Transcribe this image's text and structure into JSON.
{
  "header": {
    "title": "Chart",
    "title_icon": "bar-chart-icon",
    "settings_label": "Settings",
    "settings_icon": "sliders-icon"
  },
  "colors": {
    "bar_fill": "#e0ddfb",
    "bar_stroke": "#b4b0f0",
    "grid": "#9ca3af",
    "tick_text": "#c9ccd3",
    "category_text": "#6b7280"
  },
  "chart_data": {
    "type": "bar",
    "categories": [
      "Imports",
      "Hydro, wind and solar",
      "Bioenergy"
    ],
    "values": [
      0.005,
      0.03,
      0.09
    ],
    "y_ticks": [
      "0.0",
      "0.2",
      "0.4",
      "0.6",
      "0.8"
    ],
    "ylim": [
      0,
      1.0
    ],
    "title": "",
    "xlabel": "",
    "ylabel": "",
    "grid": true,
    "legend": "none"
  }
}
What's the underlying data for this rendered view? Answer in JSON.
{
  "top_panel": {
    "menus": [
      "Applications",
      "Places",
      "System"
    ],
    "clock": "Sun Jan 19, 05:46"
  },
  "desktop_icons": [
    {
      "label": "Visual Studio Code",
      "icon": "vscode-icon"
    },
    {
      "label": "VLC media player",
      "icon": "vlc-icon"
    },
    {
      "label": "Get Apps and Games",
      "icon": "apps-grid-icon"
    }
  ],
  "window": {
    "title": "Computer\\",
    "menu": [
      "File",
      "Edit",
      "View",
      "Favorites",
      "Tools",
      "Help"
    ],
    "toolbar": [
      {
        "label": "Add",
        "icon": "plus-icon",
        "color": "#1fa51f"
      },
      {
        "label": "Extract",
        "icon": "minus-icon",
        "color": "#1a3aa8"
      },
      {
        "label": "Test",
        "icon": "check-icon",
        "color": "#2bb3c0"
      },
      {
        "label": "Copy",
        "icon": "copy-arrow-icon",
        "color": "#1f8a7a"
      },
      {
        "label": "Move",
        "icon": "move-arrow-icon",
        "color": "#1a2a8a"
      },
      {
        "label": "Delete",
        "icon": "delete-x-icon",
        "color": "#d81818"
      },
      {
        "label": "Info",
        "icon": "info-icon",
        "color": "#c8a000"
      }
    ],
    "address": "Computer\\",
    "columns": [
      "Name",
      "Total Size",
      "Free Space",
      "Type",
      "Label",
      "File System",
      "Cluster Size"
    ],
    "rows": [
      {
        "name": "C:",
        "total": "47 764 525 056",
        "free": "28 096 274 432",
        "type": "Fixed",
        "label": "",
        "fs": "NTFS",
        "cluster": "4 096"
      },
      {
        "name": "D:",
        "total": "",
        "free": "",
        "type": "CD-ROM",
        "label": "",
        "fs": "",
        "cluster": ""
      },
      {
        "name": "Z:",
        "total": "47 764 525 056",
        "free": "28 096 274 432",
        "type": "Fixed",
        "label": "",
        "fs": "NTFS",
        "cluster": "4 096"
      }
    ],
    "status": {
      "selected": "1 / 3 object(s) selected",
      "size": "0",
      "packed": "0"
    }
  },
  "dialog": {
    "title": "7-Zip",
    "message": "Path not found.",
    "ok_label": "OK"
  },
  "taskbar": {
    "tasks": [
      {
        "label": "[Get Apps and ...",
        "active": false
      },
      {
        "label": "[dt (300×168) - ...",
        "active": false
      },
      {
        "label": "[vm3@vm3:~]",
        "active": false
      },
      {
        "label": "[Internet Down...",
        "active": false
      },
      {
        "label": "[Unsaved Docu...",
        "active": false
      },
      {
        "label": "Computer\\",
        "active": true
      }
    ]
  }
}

####################

#### Objective
Word for word, quote all of the data above.

#### Answer to the task
Transcribe this image's text and structure into JSON.
{
  "header": {
    "title": "Chart",
    "title_icon": "bar-chart-icon",
    "settings_label": "Settings",
    "settings_icon": "sliders-icon"
  },
  "colors": {
    "bar_fill": "#e0ddfb",
    "bar_stroke": "#b4b0f0",
    "grid": "#9ca3af",
    "tick_text": "#c9ccd3",
    "category_text": "#6b7280"
  },
  "chart_data": {
    "type": "bar",
    "categories": [
      "Imports",
      "Hydro, wind and solar",
      "Bioenergy"
    ],
    "values": [
      0.005,
      0.03,
      0.09
    ],
    "y_ticks": [
      "0.0",
      "0.2",
      "0.4",
      "0.6",
      "0.8"
    ],
    "ylim": [
      0,
      1.0
    ],
    "title": "",
    "xlabel": "",
    "ylabel": "",
    "grid": true,
    "legend": "none"
  }
}
What's the underlying data for this rendered view? Answer in JSON.
{
  "top_panel": {
    "menus": [
      "Applications",
      "Places",
      "System"
    ],
    "clock": "Sun Jan 19, 05:46"
  },
  "desktop_icons": [
    {
      "label": "Visual Studio Code",
      "icon": "vscode-icon"
    },
    {
      "label": "VLC media player",
      "icon": "vlc-icon"
    },
    {
      "label": "Get Apps and Games",
      "icon": "apps-grid-icon"
    }
  ],
  "window": {
    "title": "Computer\\",
    "menu": [
      "File",
      "Edit",
      "View",
      "Favorites",
      "Tools",
      "Help"
    ],
    "toolbar": [
      {
        "label": "Add",
        "icon": "plus-icon",
        "color": "#1fa51f"
      },
      {
        "label": "Extract",
        "icon": "minus-icon",
        "color": "#1a3aa8"
      },
      {
        "label": "Test",
        "icon": "check-icon",
        "color": "#2bb3c0"
      },
      {
        "label": "Copy",
        "icon": "copy-arrow-icon",
        "color": "#1f8a7a"
      },
      {
        "label": "Move",
        "icon": "move-arrow-icon",
        "color": "#1a2a8a"
      },
      {
        "label": "Delete",
        "icon": "delete-x-icon",
        "color": "#d81818"
      },
      {
        "label": "Info",
        "icon": "info-icon",
        "color": "#c8a000"
      }
    ],
    "address": "Computer\\",
    "columns": [
      "Name",
      "Total Size",
      "Free Space",
      "Type",
      "Label",
      "File System",
      "Cluster Size"
    ],
    "rows": [
      {
        "name": "C:",
        "total": "47 764 525 056",
        "free": "28 096 274 432",
        "type": "Fixed",
        "label": "",
        "fs": "NTFS",
        "cluster": "4 096"
      },
      {
        "name": "D:",
        "total": "",
        "free": "",
        "type": "CD-ROM",
        "label": "",
        "fs": "",
        "cluster": ""
      },
      {
        "name": "Z:",
        "total": "47 764 525 056",
        "free": "28 096 274 432",
        "type": "Fixed",
        "label": "",
        "fs": "NTFS",
        "cluster": "4 096"
      }
    ],
    "status": {
      "selected": "1 / 3 object(s) selected",
      "size": "0",
      "packed": "0"
    }
  },
  "dialog": {
    "title": "7-Zip",
    "message": "Path not found.",
    "ok_label": "OK"
  },
  "taskbar": {
    "tasks": [
      {
        "label": "[Get Apps and ...",
        "active": false
      },
      {
        "label": "[dt (300×168) - ...",
        "active": false
      },
      {
        "label": "[vm3@vm3:~]",
        "active": false
      },
      {
        "label": "[Internet Down...",
        "active": false
      },
      {
        "label": "[Unsaved Docu...",
        "active": false
      },
      {
        "label": "Computer\\",
        "active": true
      }
    ]
  }
}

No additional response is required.